(Collection entries)

--

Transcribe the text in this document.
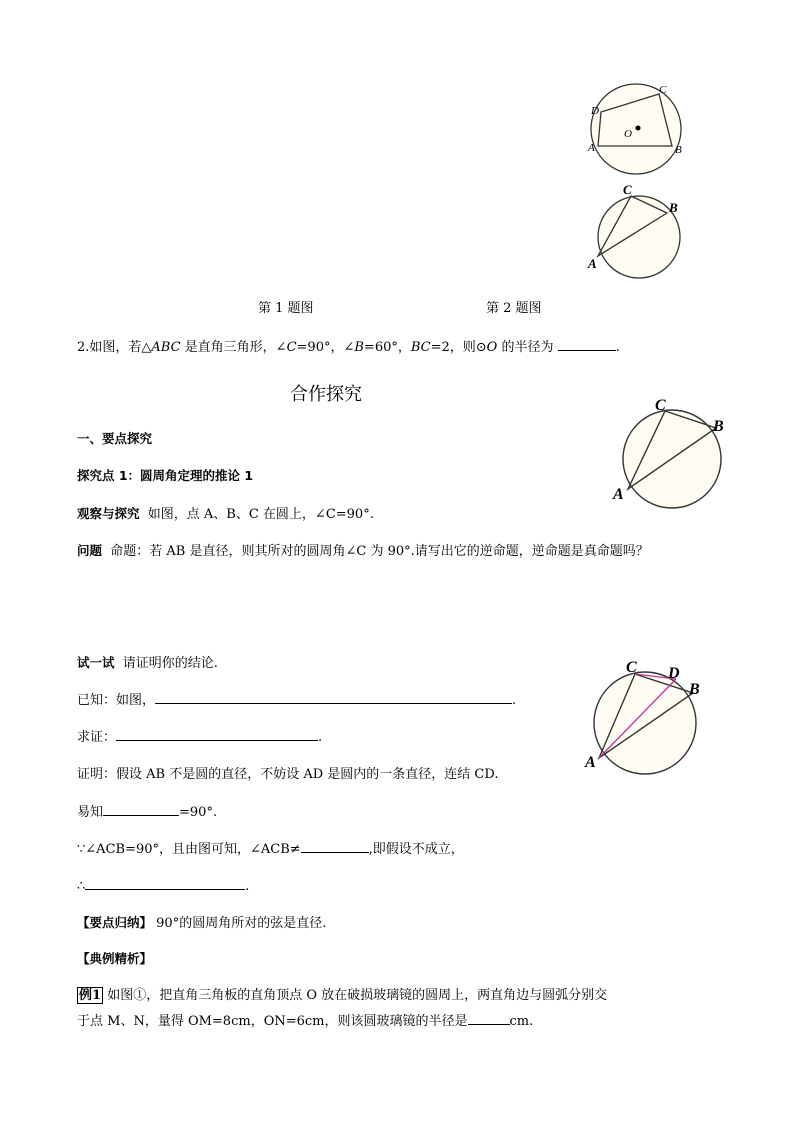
D
C
O
A	B
C
B
A
第 1 题图	第 2 题图
2.如图，若△ABC 是直角三角形，∠C=90°，∠B=60°，BC=2，则⊙O 的半径为	.
合作探究
一、要点探究
探究点 1：圆周角定理的推论 1
C
B
A
观察与探究 如图，点 A、B、C 在圆上，∠C=90°.
问题 命题：若 AB 是直径，则其所对的圆周角∠C 为 90°.请写出它的逆命题，逆命题是真命题吗？
试一试 请证明你的结论.
已知：如图，	.
求证：	.
C D
B
A
证明：假设 AB 不是圆的直径，不妨设 AD 是圆内的一条直径，连结 CD.
易知	=90°.
∵∠ACB=90°，且由图可知，∠ACB≠	,即假设不成立，
∴	.
【要点归纳】 90°的圆周角所对的弦是直径.
【典例精析】
例1 如图①，把直角三角板的直角顶点 O 放在破损玻璃镜的圆周上，两直角边与圆弧分别交
于点 M、N，量得 OM=8cm，ON=6cm，则该圆玻璃镜的半径是	cm.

--

All of the records above must be copied exactly, except for the pictures.

* Full output
Transcribe the text in this document.
D
C
O
A	B
C
B
A
第 1 题图	第 2 题图
2.如图，若△ABC 是直角三角形，∠C=90°，∠B=60°，BC=2，则⊙O 的半径为	.
合作探究
一、要点探究
探究点 1：圆周角定理的推论 1
C
B
A
观察与探究 如图，点 A、B、C 在圆上，∠C=90°.
问题 命题：若 AB 是直径，则其所对的圆周角∠C 为 90°.请写出它的逆命题，逆命题是真命题吗？
试一试 请证明你的结论.
已知：如图，	.
求证：	.
C D
B
A
证明：假设 AB 不是圆的直径，不妨设 AD 是圆内的一条直径，连结 CD.
易知	=90°.
∵∠ACB=90°，且由图可知，∠ACB≠	,即假设不成立，
∴	.
【要点归纳】 90°的圆周角所对的弦是直径.
【典例精析】
例1 如图①，把直角三角板的直角顶点 O 放在破损玻璃镜的圆周上，两直角边与圆弧分别交
于点 M、N，量得 OM=8cm，ON=6cm，则该圆玻璃镜的半径是	cm.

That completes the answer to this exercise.